===== TASK INPUT =====

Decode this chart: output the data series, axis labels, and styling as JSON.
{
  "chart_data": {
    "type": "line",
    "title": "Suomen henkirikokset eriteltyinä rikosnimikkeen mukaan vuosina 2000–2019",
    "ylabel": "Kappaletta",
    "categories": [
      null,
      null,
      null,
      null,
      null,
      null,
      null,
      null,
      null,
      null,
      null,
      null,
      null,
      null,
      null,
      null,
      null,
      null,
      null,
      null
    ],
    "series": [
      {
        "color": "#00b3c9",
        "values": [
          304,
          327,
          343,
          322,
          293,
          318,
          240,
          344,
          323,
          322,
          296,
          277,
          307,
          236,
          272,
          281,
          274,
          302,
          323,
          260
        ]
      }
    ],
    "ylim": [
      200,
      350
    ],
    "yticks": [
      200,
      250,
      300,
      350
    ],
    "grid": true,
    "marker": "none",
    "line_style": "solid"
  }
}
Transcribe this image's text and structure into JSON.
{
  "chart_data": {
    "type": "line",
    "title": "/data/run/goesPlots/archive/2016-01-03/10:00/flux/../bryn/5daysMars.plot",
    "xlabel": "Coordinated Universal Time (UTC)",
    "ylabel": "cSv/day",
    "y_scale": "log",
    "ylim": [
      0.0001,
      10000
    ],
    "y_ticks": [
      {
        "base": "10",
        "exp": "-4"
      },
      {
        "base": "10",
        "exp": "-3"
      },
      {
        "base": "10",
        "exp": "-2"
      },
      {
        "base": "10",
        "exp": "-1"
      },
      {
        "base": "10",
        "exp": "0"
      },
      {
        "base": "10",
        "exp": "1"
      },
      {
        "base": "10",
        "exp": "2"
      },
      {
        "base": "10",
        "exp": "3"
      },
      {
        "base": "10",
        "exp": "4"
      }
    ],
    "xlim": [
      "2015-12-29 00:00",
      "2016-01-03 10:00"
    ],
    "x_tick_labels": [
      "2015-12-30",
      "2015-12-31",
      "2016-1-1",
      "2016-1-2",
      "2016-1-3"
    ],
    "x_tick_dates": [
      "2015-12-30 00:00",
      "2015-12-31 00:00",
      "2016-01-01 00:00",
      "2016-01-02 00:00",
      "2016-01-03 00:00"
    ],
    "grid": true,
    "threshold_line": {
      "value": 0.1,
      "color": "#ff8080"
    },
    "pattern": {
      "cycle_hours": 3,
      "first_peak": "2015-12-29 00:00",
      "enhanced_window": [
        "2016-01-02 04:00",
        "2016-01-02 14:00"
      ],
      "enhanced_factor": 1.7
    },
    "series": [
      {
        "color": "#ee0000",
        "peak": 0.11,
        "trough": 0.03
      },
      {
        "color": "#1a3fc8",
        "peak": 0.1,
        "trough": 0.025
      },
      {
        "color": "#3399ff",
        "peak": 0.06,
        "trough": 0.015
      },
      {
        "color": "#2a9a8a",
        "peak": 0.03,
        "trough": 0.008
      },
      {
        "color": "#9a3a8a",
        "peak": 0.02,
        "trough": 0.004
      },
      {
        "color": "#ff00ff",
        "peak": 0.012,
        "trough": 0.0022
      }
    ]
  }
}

=====

Please output the entire listing exactly as it stands.

Decode this chart: output the data series, axis labels, and styling as JSON.
{
  "chart_data": {
    "type": "line",
    "title": "Suomen henkirikokset eriteltyinä rikosnimikkeen mukaan vuosina 2000–2019",
    "ylabel": "Kappaletta",
    "categories": [
      null,
      null,
      null,
      null,
      null,
      null,
      null,
      null,
      null,
      null,
      null,
      null,
      null,
      null,
      null,
      null,
      null,
      null,
      null,
      null
    ],
    "series": [
      {
        "color": "#00b3c9",
        "values": [
          304,
          327,
          343,
          322,
          293,
          318,
          240,
          344,
          323,
          322,
          296,
          277,
          307,
          236,
          272,
          281,
          274,
          302,
          323,
          260
        ]
      }
    ],
    "ylim": [
      200,
      350
    ],
    "yticks": [
      200,
      250,
      300,
      350
    ],
    "grid": true,
    "marker": "none",
    "line_style": "solid"
  }
}
Transcribe this image's text and structure into JSON.
{
  "chart_data": {
    "type": "line",
    "title": "/data/run/goesPlots/archive/2016-01-03/10:00/flux/../bryn/5daysMars.plot",
    "xlabel": "Coordinated Universal Time (UTC)",
    "ylabel": "cSv/day",
    "y_scale": "log",
    "ylim": [
      0.0001,
      10000
    ],
    "y_ticks": [
      {
        "base": "10",
        "exp": "-4"
      },
      {
        "base": "10",
        "exp": "-3"
      },
      {
        "base": "10",
        "exp": "-2"
      },
      {
        "base": "10",
        "exp": "-1"
      },
      {
        "base": "10",
        "exp": "0"
      },
      {
        "base": "10",
        "exp": "1"
      },
      {
        "base": "10",
        "exp": "2"
      },
      {
        "base": "10",
        "exp": "3"
      },
      {
        "base": "10",
        "exp": "4"
      }
    ],
    "xlim": [
      "2015-12-29 00:00",
      "2016-01-03 10:00"
    ],
    "x_tick_labels": [
      "2015-12-30",
      "2015-12-31",
      "2016-1-1",
      "2016-1-2",
      "2016-1-3"
    ],
    "x_tick_dates": [
      "2015-12-30 00:00",
      "2015-12-31 00:00",
      "2016-01-01 00:00",
      "2016-01-02 00:00",
      "2016-01-03 00:00"
    ],
    "grid": true,
    "threshold_line": {
      "value": 0.1,
      "color": "#ff8080"
    },
    "pattern": {
      "cycle_hours": 3,
      "first_peak": "2015-12-29 00:00",
      "enhanced_window": [
        "2016-01-02 04:00",
        "2016-01-02 14:00"
      ],
      "enhanced_factor": 1.7
    },
    "series": [
      {
        "color": "#ee0000",
        "peak": 0.11,
        "trough": 0.03
      },
      {
        "color": "#1a3fc8",
        "peak": 0.1,
        "trough": 0.025
      },
      {
        "color": "#3399ff",
        "peak": 0.06,
        "trough": 0.015
      },
      {
        "color": "#2a9a8a",
        "peak": 0.03,
        "trough": 0.008
      },
      {
        "color": "#9a3a8a",
        "peak": 0.02,
        "trough": 0.004
      },
      {
        "color": "#ff00ff",
        "peak": 0.012,
        "trough": 0.0022
      }
    ]
  }
}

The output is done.